◆ Given task
Report, word for word, every line of the material that contains "Rüsselsheim".
┏━━
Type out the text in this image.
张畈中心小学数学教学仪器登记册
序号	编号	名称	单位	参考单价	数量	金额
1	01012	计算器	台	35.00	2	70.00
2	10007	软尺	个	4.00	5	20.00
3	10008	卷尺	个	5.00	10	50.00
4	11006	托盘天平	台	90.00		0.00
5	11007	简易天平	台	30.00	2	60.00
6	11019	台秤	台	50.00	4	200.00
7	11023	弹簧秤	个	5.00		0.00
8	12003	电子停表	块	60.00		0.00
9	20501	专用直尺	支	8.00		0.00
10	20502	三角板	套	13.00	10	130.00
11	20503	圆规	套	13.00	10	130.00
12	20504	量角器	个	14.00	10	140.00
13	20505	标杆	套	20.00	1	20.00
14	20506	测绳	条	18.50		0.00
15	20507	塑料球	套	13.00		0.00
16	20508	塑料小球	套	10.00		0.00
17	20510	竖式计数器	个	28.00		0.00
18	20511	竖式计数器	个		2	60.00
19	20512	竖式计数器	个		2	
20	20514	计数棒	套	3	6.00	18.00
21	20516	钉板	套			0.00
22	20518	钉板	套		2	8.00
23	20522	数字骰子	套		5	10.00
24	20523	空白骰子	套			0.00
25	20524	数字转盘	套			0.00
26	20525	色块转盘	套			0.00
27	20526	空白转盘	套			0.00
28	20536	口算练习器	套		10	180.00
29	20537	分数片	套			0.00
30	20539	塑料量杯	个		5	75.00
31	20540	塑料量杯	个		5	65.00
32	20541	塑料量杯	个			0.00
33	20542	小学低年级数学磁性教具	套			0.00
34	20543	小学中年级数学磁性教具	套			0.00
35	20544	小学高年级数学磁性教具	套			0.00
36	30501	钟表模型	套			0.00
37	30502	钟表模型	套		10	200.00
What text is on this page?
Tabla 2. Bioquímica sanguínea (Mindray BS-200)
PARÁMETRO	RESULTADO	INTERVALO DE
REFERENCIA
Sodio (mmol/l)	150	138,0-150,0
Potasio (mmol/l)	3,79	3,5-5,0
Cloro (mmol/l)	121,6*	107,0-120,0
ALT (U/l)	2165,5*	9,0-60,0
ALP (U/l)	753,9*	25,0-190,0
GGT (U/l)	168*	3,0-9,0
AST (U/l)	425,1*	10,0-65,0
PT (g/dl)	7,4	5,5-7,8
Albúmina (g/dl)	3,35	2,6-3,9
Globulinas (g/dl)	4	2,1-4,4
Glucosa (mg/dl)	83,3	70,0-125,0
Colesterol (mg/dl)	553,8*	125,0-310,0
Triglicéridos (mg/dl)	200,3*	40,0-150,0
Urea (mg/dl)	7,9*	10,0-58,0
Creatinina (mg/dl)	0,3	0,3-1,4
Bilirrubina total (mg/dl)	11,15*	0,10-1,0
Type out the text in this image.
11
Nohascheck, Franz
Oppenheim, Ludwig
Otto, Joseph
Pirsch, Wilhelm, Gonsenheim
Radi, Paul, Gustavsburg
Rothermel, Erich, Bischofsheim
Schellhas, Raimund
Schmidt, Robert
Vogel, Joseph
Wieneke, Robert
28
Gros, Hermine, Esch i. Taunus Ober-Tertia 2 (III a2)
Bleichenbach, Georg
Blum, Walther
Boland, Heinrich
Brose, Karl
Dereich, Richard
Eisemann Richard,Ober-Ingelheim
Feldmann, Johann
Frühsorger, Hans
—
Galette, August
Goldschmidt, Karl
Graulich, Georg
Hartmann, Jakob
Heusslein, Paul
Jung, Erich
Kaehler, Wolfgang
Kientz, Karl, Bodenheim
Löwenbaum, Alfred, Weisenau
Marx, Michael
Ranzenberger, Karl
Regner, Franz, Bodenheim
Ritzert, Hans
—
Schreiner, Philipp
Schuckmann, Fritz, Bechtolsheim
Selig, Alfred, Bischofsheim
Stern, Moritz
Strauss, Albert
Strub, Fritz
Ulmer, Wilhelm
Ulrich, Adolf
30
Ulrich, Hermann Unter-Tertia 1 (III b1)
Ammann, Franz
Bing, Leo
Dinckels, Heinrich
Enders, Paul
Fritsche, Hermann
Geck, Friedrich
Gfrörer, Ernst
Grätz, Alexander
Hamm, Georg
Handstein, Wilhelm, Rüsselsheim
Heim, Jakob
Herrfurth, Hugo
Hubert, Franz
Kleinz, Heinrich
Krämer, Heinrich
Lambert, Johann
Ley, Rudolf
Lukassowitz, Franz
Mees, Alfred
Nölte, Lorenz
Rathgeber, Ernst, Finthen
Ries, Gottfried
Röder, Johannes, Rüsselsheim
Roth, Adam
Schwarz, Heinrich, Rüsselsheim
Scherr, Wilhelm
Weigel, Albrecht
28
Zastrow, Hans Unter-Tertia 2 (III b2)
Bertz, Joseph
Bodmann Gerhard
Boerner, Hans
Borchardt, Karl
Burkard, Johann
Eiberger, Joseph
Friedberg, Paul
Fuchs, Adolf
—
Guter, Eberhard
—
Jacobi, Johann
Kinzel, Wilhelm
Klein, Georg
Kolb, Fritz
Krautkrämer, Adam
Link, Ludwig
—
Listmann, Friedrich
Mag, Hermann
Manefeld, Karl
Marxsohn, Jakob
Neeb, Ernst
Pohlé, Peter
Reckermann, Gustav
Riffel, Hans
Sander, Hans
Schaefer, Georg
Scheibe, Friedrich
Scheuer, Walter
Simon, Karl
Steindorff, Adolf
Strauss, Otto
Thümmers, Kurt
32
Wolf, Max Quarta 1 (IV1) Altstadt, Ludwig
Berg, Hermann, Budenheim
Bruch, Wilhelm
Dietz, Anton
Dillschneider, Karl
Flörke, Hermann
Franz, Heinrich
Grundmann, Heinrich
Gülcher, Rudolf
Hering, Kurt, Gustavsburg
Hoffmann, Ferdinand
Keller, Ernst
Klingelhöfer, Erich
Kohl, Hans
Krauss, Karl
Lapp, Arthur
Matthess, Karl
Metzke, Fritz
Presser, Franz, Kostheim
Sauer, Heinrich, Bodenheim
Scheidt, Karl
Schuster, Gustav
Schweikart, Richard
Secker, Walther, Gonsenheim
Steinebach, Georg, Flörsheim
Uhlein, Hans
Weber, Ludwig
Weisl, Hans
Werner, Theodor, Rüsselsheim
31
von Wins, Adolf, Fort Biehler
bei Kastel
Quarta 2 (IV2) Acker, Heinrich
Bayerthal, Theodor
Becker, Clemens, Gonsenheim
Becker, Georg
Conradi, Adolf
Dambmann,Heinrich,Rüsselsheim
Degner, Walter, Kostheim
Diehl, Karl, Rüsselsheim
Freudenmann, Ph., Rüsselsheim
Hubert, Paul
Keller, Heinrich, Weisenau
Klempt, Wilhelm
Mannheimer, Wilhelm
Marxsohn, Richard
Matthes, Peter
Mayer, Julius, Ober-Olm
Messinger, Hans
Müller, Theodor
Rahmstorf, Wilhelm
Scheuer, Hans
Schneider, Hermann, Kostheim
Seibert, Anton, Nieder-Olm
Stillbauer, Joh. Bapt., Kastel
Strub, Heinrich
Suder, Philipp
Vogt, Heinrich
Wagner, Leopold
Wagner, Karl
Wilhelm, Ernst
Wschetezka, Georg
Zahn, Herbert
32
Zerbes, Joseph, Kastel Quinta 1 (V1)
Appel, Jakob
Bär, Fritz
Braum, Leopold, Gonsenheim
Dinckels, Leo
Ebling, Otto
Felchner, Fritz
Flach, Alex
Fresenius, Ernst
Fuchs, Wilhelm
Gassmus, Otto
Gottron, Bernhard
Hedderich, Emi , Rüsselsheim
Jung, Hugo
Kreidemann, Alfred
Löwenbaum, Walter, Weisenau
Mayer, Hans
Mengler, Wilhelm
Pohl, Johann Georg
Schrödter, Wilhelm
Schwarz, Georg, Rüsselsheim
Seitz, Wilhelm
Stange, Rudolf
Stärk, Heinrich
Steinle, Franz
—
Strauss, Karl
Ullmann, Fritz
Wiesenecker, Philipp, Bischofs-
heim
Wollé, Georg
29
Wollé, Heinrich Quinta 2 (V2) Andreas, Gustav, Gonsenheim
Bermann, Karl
┗━━
◆ Written answer
Handstein, Wilhelm, Rüsselsheim
Röder, Johannes, Rüsselsheim
Schwarz, Heinrich, Rüsselsheim
Werner, Theodor, Rüsselsheim
Dambmann,Heinrich,Rüsselsheim
Diehl, Karl, Rüsselsheim
Freudenmann, Ph., Rüsselsheim
Hedderich, Emi , Rüsselsheim
Schwarz, Georg, Rüsselsheim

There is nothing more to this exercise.